## START Records for the task

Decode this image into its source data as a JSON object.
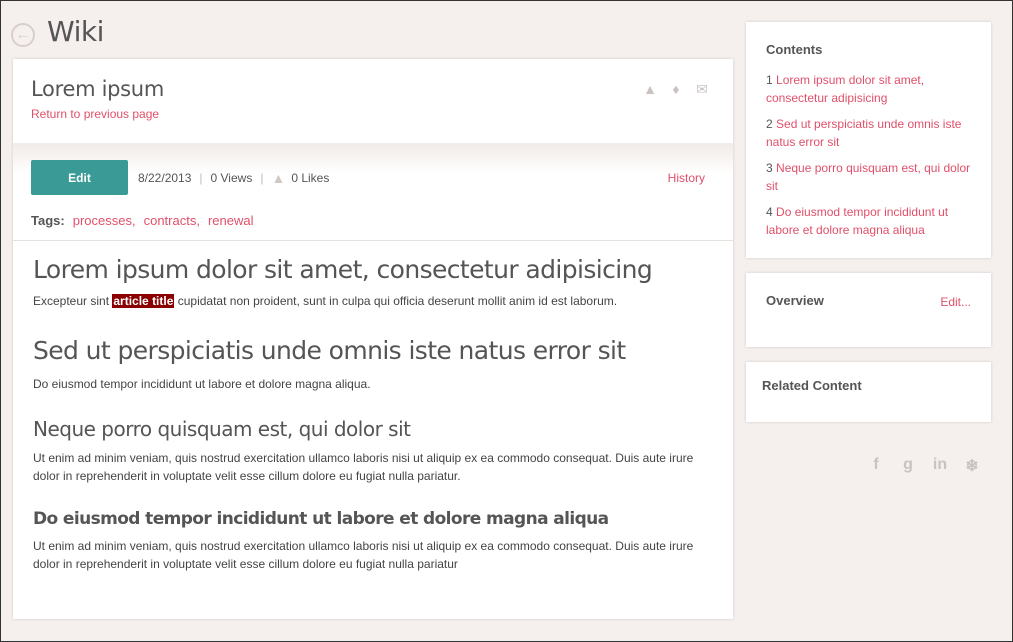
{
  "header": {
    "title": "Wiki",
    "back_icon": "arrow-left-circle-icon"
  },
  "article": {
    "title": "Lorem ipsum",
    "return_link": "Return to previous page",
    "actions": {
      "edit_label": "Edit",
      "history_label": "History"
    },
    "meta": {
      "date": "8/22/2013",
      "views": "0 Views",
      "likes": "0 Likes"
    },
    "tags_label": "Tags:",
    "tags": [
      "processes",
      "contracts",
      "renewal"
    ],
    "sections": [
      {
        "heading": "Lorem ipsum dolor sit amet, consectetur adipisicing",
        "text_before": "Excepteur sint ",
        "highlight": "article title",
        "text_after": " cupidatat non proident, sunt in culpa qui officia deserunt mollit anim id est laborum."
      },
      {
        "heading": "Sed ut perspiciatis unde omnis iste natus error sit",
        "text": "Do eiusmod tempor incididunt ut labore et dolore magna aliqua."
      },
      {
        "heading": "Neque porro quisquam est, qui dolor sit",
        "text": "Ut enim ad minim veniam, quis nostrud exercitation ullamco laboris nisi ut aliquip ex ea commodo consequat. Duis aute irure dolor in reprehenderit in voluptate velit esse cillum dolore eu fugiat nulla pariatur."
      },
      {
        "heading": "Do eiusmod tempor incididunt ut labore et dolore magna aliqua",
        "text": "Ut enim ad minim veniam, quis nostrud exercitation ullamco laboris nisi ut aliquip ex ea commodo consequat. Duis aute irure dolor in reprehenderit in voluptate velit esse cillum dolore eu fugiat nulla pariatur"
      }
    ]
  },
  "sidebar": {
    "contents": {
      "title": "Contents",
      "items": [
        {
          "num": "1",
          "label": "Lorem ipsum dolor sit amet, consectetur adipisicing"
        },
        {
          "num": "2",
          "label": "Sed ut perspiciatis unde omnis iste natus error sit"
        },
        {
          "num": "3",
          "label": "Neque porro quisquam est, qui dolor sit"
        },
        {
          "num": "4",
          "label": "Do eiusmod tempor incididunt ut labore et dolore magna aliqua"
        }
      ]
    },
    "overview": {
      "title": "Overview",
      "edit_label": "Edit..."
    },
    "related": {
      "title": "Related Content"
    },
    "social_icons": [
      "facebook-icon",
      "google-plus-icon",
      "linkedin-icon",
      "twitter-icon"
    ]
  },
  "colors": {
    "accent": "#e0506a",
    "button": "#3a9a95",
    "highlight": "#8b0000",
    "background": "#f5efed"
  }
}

## END Records for the task

**Stated exercise**
Retype each record exactly as it stands, but do not include the pictures.

**Result below**
Decode this image into its source data as a JSON object.
{
  "header": {
    "title": "Wiki",
    "back_icon": "arrow-left-circle-icon"
  },
  "article": {
    "title": "Lorem ipsum",
    "return_link": "Return to previous page",
    "actions": {
      "edit_label": "Edit",
      "history_label": "History"
    },
    "meta": {
      "date": "8/22/2013",
      "views": "0 Views",
      "likes": "0 Likes"
    },
    "tags_label": "Tags:",
    "tags": [
      "processes",
      "contracts",
      "renewal"
    ],
    "sections": [
      {
        "heading": "Lorem ipsum dolor sit amet, consectetur adipisicing",
        "text_before": "Excepteur sint ",
        "highlight": "article title",
        "text_after": " cupidatat non proident, sunt in culpa qui officia deserunt mollit anim id est laborum."
      },
      {
        "heading": "Sed ut perspiciatis unde omnis iste natus error sit",
        "text": "Do eiusmod tempor incididunt ut labore et dolore magna aliqua."
      },
      {
        "heading": "Neque porro quisquam est, qui dolor sit",
        "text": "Ut enim ad minim veniam, quis nostrud exercitation ullamco laboris nisi ut aliquip ex ea commodo consequat. Duis aute irure dolor in reprehenderit in voluptate velit esse cillum dolore eu fugiat nulla pariatur."
      },
      {
        "heading": "Do eiusmod tempor incididunt ut labore et dolore magna aliqua",
        "text": "Ut enim ad minim veniam, quis nostrud exercitation ullamco laboris nisi ut aliquip ex ea commodo consequat. Duis aute irure dolor in reprehenderit in voluptate velit esse cillum dolore eu fugiat nulla pariatur"
      }
    ]
  },
  "sidebar": {
    "contents": {
      "title": "Contents",
      "items": [
        {
          "num": "1",
          "label": "Lorem ipsum dolor sit amet, consectetur adipisicing"
        },
        {
          "num": "2",
          "label": "Sed ut perspiciatis unde omnis iste natus error sit"
        },
        {
          "num": "3",
          "label": "Neque porro quisquam est, qui dolor sit"
        },
        {
          "num": "4",
          "label": "Do eiusmod tempor incididunt ut labore et dolore magna aliqua"
        }
      ]
    },
    "overview": {
      "title": "Overview",
      "edit_label": "Edit..."
    },
    "related": {
      "title": "Related Content"
    },
    "social_icons": [
      "facebook-icon",
      "google-plus-icon",
      "linkedin-icon",
      "twitter-icon"
    ]
  },
  "colors": {
    "accent": "#e0506a",
    "button": "#3a9a95",
    "highlight": "#8b0000",
    "background": "#f5efed"
  }
}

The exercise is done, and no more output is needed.